## start Dataset extract

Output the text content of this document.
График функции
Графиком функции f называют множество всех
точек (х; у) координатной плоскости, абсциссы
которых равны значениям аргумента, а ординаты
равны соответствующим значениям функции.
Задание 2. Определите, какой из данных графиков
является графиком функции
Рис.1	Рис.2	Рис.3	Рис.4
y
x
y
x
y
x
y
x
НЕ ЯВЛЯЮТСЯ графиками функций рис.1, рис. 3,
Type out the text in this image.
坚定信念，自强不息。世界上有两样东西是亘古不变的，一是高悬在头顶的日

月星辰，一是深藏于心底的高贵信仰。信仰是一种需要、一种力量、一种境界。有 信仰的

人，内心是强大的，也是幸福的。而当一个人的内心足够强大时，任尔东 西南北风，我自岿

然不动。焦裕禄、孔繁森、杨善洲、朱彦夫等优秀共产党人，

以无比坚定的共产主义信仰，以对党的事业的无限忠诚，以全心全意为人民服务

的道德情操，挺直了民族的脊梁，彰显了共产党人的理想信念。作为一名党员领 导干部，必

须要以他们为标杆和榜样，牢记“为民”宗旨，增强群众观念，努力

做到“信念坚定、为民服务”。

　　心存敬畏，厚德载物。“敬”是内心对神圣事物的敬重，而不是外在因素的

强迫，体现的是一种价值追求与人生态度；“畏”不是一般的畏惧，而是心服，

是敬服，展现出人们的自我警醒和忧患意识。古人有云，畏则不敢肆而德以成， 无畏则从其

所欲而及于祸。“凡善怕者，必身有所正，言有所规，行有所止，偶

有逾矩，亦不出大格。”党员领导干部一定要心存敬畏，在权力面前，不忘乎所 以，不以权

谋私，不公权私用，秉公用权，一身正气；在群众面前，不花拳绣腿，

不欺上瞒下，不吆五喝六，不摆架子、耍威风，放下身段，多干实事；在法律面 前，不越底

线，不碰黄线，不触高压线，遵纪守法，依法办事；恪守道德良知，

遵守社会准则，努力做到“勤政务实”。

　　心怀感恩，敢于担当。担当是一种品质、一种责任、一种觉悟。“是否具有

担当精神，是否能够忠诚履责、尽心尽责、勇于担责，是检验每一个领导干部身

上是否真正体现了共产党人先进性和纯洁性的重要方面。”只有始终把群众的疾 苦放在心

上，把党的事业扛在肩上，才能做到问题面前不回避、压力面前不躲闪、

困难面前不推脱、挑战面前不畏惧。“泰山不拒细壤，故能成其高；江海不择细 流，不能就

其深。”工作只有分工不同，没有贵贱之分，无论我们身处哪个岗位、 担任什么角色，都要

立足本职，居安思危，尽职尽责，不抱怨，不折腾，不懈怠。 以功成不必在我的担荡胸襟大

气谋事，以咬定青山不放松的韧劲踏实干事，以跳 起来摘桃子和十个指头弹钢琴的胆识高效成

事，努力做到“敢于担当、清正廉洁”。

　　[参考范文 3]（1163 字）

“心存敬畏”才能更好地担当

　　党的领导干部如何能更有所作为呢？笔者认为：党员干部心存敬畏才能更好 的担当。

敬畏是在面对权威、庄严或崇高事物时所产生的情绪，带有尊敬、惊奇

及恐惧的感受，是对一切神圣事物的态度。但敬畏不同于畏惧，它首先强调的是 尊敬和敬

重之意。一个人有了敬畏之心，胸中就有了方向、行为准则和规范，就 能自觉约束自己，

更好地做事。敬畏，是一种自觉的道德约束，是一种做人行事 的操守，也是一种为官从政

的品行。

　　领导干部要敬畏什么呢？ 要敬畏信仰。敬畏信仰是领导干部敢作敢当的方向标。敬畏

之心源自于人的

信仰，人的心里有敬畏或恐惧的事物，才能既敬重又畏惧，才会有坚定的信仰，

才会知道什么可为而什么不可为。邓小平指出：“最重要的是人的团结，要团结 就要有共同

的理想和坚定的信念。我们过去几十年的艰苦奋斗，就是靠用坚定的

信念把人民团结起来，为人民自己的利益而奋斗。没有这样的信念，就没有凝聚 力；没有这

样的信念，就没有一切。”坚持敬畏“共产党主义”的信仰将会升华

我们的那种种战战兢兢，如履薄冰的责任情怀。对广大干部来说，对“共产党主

## end Dataset extract

**Written problem:** Locate the lines above that hold the word "значениям". Show every one of them.

**Solution:**
которых равны значениям аргумента, а ординаты
равны соответствующим значениям функции.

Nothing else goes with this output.